[Dataset records]
☆ ☆ ☆
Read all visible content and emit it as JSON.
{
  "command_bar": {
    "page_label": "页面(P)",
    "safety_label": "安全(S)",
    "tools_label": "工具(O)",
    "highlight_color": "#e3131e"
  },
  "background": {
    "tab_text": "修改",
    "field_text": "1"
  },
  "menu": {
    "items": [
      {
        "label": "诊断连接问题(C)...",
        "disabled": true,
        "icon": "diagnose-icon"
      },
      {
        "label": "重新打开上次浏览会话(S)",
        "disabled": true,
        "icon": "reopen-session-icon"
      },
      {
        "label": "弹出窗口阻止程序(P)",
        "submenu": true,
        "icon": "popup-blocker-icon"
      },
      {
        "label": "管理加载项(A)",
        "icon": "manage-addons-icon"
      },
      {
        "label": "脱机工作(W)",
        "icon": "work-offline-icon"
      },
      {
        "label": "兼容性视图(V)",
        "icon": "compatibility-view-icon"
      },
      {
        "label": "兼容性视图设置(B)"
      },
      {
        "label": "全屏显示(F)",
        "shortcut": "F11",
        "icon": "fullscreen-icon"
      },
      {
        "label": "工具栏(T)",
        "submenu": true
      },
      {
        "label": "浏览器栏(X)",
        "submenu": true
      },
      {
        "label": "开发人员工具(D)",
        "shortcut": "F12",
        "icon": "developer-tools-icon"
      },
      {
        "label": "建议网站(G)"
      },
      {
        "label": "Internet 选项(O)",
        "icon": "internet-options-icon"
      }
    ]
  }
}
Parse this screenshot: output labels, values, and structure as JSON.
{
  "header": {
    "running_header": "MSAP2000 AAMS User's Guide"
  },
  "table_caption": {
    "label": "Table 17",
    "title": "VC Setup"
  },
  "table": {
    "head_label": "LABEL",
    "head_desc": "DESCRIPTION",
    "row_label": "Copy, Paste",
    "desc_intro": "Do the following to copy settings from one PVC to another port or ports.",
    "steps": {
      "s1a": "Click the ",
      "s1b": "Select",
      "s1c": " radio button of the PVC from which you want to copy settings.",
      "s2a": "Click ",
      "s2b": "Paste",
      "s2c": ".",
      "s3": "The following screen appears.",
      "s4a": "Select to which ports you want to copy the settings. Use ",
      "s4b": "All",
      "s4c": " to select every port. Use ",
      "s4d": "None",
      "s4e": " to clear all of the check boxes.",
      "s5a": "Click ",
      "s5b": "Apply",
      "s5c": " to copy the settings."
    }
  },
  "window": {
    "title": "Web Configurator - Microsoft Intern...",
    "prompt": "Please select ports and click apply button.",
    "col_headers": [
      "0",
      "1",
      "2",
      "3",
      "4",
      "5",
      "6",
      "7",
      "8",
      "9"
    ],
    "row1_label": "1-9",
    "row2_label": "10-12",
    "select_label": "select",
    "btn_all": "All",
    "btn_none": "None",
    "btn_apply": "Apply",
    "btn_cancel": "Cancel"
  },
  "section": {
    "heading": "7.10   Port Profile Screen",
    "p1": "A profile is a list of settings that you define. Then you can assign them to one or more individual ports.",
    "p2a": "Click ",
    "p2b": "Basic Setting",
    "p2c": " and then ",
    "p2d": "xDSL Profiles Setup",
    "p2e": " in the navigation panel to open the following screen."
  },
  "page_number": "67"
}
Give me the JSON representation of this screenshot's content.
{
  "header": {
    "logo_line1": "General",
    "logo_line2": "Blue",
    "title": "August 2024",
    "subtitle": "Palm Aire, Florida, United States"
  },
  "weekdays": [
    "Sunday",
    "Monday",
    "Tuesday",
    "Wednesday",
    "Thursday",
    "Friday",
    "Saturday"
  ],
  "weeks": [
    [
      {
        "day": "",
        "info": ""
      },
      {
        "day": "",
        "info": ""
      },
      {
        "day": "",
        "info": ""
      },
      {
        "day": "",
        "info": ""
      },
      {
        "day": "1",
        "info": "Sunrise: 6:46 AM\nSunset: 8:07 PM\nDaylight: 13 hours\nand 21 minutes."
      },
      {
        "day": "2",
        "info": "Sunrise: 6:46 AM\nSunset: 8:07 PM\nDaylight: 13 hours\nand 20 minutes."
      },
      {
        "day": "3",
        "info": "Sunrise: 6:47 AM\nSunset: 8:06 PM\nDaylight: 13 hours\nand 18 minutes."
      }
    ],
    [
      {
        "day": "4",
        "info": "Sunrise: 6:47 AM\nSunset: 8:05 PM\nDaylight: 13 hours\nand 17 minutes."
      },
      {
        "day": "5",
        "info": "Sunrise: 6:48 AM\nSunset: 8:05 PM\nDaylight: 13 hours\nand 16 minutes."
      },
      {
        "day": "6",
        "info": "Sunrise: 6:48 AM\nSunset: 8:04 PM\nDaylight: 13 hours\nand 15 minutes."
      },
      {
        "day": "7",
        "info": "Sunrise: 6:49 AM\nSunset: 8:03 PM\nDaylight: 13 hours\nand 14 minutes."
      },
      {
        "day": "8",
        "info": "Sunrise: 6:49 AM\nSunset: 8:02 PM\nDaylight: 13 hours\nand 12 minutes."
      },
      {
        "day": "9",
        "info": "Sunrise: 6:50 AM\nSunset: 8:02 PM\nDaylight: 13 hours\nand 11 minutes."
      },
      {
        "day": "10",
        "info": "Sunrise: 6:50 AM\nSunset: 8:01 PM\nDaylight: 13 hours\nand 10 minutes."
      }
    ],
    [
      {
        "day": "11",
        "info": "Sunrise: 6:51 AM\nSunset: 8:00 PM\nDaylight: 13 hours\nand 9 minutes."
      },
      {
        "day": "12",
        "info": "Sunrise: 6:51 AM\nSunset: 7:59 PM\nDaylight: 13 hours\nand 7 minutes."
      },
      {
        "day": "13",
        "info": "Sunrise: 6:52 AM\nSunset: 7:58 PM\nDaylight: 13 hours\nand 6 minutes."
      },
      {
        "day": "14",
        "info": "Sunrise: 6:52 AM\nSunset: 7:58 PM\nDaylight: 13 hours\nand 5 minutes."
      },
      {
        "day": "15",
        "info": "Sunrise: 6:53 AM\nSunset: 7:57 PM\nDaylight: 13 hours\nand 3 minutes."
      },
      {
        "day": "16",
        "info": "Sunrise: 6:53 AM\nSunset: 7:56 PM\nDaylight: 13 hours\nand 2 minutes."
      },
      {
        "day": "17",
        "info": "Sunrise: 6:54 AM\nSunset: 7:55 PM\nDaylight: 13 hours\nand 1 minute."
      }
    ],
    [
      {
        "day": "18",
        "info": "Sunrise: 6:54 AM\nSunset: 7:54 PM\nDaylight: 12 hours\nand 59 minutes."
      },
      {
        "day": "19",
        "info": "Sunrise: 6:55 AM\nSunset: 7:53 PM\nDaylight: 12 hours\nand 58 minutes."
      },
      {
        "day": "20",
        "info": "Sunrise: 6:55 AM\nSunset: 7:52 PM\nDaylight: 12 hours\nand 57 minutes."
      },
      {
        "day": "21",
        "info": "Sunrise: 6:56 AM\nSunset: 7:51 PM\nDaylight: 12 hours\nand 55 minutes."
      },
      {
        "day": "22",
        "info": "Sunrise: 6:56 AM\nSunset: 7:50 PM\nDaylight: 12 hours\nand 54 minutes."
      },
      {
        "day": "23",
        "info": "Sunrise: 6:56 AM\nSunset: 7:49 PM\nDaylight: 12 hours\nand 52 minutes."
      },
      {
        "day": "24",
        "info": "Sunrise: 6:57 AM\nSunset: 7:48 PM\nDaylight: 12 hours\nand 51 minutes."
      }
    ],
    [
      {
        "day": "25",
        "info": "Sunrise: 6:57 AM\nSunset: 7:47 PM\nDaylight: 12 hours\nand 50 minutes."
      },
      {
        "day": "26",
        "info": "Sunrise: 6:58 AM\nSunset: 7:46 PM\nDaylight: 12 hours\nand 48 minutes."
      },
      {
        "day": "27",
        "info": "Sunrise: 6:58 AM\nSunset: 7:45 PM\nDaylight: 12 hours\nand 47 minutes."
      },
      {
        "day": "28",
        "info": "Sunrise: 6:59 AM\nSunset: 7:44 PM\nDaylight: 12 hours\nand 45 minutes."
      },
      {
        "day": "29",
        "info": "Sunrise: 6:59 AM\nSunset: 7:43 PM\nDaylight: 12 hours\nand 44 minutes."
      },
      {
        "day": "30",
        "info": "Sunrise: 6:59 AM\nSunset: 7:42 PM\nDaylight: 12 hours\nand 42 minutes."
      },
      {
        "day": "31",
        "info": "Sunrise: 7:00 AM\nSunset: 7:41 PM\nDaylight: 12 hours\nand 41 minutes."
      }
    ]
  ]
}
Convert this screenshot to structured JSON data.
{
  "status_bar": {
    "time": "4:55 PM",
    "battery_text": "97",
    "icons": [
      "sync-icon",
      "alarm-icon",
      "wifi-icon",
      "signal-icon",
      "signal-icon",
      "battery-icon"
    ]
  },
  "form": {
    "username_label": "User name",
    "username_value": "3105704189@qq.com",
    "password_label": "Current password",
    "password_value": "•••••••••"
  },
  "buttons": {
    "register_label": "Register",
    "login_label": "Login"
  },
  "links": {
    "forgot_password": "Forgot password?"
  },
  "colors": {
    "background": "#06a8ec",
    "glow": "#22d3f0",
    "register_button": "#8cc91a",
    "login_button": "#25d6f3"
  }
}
☆ ☆ ☆
AIM OF THE TASK: In the entries above, find every line with the word "Setup" and list it.

WORKED ANSWER:
    "title": "VC Setup"
    "p2d": "xDSL Profiles Setup",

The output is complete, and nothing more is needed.